* _GIVEN REQUEST_:
Copy the rows below word for word, from the row containing "Localize all elements." through the row containing "702, 490, 712]", both rows included.

* _DATA LISTING_:

________________

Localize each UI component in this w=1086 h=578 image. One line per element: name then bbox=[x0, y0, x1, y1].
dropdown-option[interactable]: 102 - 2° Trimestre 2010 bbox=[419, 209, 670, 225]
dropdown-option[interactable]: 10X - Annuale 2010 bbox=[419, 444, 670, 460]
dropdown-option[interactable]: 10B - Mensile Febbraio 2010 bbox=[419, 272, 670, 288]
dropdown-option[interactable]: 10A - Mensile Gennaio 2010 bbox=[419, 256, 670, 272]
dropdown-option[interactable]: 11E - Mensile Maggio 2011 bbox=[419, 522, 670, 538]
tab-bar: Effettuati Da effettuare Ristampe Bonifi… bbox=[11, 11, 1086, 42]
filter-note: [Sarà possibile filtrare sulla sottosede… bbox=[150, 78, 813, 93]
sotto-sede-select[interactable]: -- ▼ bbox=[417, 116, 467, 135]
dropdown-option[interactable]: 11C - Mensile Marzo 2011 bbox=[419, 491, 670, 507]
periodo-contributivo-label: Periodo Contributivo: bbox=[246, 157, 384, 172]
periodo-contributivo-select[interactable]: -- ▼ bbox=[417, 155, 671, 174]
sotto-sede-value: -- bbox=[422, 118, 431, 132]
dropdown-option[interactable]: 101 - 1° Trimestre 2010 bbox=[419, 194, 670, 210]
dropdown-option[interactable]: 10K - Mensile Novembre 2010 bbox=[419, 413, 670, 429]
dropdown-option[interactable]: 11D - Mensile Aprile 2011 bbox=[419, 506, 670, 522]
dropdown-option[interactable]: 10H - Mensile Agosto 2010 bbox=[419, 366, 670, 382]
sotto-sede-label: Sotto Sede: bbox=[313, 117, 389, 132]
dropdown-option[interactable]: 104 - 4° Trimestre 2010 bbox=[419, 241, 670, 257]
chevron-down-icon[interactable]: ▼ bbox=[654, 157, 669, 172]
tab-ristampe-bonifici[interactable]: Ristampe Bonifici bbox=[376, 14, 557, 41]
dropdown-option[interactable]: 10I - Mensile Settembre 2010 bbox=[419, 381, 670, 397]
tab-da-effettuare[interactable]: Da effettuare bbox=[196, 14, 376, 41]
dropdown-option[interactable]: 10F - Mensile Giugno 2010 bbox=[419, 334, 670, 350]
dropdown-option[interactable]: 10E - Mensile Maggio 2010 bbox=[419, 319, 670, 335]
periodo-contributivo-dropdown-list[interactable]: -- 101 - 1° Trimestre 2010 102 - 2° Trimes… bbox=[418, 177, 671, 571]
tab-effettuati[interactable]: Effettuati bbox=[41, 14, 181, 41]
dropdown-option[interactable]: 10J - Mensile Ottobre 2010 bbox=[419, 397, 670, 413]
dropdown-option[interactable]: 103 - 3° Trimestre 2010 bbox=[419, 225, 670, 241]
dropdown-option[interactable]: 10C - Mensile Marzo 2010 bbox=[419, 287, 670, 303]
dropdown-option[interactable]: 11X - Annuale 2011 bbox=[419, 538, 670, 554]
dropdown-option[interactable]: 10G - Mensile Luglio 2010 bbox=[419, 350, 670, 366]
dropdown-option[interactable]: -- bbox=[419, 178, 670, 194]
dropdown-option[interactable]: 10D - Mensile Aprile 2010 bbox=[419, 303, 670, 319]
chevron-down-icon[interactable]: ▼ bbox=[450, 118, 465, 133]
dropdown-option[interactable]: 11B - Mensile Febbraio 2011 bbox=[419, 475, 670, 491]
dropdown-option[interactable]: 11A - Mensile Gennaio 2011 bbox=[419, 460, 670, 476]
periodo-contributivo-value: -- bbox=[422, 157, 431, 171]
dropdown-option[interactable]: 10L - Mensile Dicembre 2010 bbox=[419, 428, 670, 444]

________________

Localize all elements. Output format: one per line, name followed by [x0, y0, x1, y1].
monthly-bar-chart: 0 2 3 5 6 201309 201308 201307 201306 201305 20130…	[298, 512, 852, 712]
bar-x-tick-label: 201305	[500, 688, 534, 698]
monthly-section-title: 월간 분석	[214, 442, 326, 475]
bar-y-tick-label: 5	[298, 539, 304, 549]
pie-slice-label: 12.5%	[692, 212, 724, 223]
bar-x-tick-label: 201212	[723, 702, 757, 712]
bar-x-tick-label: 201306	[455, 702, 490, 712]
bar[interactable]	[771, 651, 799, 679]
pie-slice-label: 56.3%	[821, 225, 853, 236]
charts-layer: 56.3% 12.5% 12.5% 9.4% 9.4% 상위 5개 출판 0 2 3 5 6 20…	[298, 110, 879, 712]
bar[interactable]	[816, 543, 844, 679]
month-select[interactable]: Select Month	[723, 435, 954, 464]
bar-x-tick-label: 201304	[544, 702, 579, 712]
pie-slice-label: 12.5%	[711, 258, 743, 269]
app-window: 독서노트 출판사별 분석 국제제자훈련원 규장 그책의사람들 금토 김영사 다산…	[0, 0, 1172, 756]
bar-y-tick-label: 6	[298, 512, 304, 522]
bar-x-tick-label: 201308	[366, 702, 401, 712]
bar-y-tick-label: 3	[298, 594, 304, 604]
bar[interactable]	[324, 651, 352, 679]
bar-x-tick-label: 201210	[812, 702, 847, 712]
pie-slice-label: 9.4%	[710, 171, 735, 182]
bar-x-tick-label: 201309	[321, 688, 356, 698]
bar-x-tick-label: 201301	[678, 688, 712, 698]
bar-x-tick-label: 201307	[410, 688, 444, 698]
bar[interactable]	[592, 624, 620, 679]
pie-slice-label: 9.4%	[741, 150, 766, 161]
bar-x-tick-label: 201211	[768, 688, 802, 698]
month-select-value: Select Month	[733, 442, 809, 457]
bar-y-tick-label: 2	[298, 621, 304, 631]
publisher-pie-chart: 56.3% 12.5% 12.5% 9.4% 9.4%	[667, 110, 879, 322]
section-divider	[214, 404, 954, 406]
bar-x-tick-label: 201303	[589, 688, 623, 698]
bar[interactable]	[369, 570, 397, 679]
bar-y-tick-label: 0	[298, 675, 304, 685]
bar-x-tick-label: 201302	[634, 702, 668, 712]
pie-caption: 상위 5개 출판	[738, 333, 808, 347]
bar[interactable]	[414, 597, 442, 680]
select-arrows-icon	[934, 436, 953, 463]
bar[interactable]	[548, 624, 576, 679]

________________

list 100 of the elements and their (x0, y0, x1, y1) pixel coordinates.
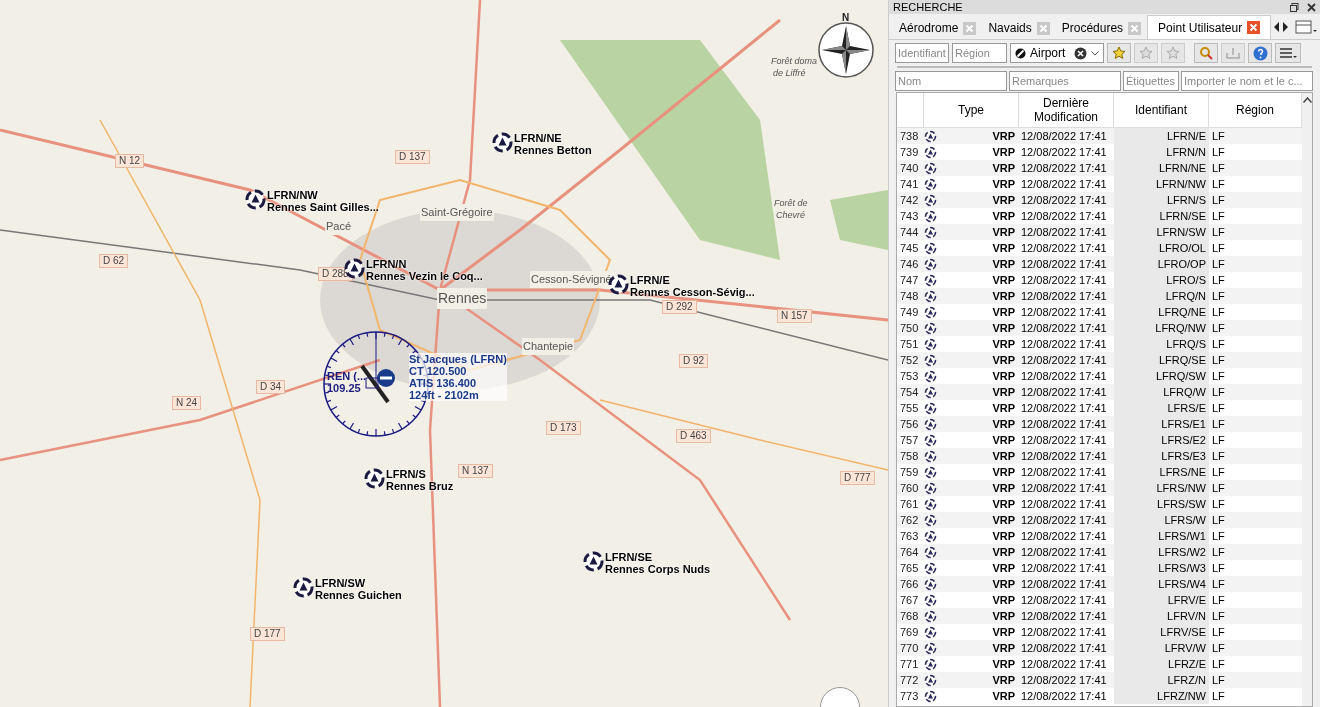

________________

* _ANSWER TO THE EXERCISE_:
Localize all elements. Output format: one per line, name followed by [x0, y0, x1, y1].
monthly-bar-chart: 0 2 3 5 6 201309 201308 201307 201306 201305 20130…	[298, 512, 852, 712]
bar-x-tick-label: 201305	[500, 688, 534, 698]
monthly-section-title: 월간 분석	[214, 442, 326, 475]
bar-y-tick-label: 5	[298, 539, 304, 549]
pie-slice-label: 12.5%	[692, 212, 724, 223]
bar-x-tick-label: 201212	[723, 702, 757, 712]
bar-x-tick-label: 201306	[455, 702, 490, 712]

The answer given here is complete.